Exercise description: Reproduce every record below exactly as it appears.

** BEGIN Provided records **

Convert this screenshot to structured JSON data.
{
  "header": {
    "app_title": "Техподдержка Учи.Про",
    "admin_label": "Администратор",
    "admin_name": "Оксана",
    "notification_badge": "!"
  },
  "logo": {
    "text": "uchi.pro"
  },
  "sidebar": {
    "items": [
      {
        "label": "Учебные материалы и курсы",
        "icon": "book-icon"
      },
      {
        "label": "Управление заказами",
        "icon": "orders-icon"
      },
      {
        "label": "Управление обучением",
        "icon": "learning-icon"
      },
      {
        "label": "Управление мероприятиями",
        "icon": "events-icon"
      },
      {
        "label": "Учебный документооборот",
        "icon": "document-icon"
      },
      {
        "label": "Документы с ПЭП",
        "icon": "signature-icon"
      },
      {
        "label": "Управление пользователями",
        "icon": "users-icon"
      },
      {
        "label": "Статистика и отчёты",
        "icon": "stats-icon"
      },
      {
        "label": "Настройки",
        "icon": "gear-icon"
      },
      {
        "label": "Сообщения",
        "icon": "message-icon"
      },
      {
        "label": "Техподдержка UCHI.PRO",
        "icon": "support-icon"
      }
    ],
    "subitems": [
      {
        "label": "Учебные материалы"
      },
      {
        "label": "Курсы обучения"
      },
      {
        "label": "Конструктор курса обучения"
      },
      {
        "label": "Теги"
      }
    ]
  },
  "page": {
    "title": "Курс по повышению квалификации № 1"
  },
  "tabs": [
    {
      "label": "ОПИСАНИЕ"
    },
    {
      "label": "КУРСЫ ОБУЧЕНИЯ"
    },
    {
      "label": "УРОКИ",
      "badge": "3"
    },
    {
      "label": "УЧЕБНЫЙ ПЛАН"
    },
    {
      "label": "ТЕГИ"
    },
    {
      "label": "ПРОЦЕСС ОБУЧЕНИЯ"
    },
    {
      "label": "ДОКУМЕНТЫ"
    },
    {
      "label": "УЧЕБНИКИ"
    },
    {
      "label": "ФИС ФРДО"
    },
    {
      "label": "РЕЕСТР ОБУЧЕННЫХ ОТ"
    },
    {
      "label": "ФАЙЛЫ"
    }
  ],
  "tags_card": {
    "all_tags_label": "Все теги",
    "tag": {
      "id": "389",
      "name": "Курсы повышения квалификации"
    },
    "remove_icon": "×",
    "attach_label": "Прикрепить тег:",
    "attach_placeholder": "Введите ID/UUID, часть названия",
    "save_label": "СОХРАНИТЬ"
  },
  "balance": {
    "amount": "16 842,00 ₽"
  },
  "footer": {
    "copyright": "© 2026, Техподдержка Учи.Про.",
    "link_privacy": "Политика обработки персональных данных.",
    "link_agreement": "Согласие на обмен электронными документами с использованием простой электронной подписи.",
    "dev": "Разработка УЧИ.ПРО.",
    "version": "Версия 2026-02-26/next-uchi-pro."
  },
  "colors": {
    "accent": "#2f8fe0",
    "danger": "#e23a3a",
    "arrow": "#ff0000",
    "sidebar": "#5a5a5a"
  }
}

** END Provided records **

Task solution:
Convert this screenshot to structured JSON data.
{
  "header": {
    "app_title": "Техподдержка Учи.Про",
    "admin_label": "Администратор",
    "admin_name": "Оксана",
    "notification_badge": "!"
  },
  "logo": {
    "text": "uchi.pro"
  },
  "sidebar": {
    "items": [
      {
        "label": "Учебные материалы и курсы",
        "icon": "book-icon"
      },
      {
        "label": "Управление заказами",
        "icon": "orders-icon"
      },
      {
        "label": "Управление обучением",
        "icon": "learning-icon"
      },
      {
        "label": "Управление мероприятиями",
        "icon": "events-icon"
      },
      {
        "label": "Учебный документооборот",
        "icon": "document-icon"
      },
      {
        "label": "Документы с ПЭП",
        "icon": "signature-icon"
      },
      {
        "label": "Управление пользователями",
        "icon": "users-icon"
      },
      {
        "label": "Статистика и отчёты",
        "icon": "stats-icon"
      },
      {
        "label": "Настройки",
        "icon": "gear-icon"
      },
      {
        "label": "Сообщения",
        "icon": "message-icon"
      },
      {
        "label": "Техподдержка UCHI.PRO",
        "icon": "support-icon"
      }
    ],
    "subitems": [
      {
        "label": "Учебные материалы"
      },
      {
        "label": "Курсы обучения"
      },
      {
        "label": "Конструктор курса обучения"
      },
      {
        "label": "Теги"
      }
    ]
  },
  "page": {
    "title": "Курс по повышению квалификации № 1"
  },
  "tabs": [
    {
      "label": "ОПИСАНИЕ"
    },
    {
      "label": "КУРСЫ ОБУЧЕНИЯ"
    },
    {
      "label": "УРОКИ",
      "badge": "3"
    },
    {
      "label": "УЧЕБНЫЙ ПЛАН"
    },
    {
      "label": "ТЕГИ"
    },
    {
      "label": "ПРОЦЕСС ОБУЧЕНИЯ"
    },
    {
      "label": "ДОКУМЕНТЫ"
    },
    {
      "label": "УЧЕБНИКИ"
    },
    {
      "label": "ФИС ФРДО"
    },
    {
      "label": "РЕЕСТР ОБУЧЕННЫХ ОТ"
    },
    {
      "label": "ФАЙЛЫ"
    }
  ],
  "tags_card": {
    "all_tags_label": "Все теги",
    "tag": {
      "id": "389",
      "name": "Курсы повышения квалификации"
    },
    "remove_icon": "×",
    "attach_label": "Прикрепить тег:",
    "attach_placeholder": "Введите ID/UUID, часть названия",
    "save_label": "СОХРАНИТЬ"
  },
  "balance": {
    "amount": "16 842,00 ₽"
  },
  "footer": {
    "copyright": "© 2026, Техподдержка Учи.Про.",
    "link_privacy": "Политика обработки персональных данных.",
    "link_agreement": "Согласие на обмен электронными документами с использованием простой электронной подписи.",
    "dev": "Разработка УЧИ.ПРО.",
    "version": "Версия 2026-02-26/next-uchi-pro."
  },
  "colors": {
    "accent": "#2f8fe0",
    "danger": "#e23a3a",
    "arrow": "#ff0000",
    "sidebar": "#5a5a5a"
  }
}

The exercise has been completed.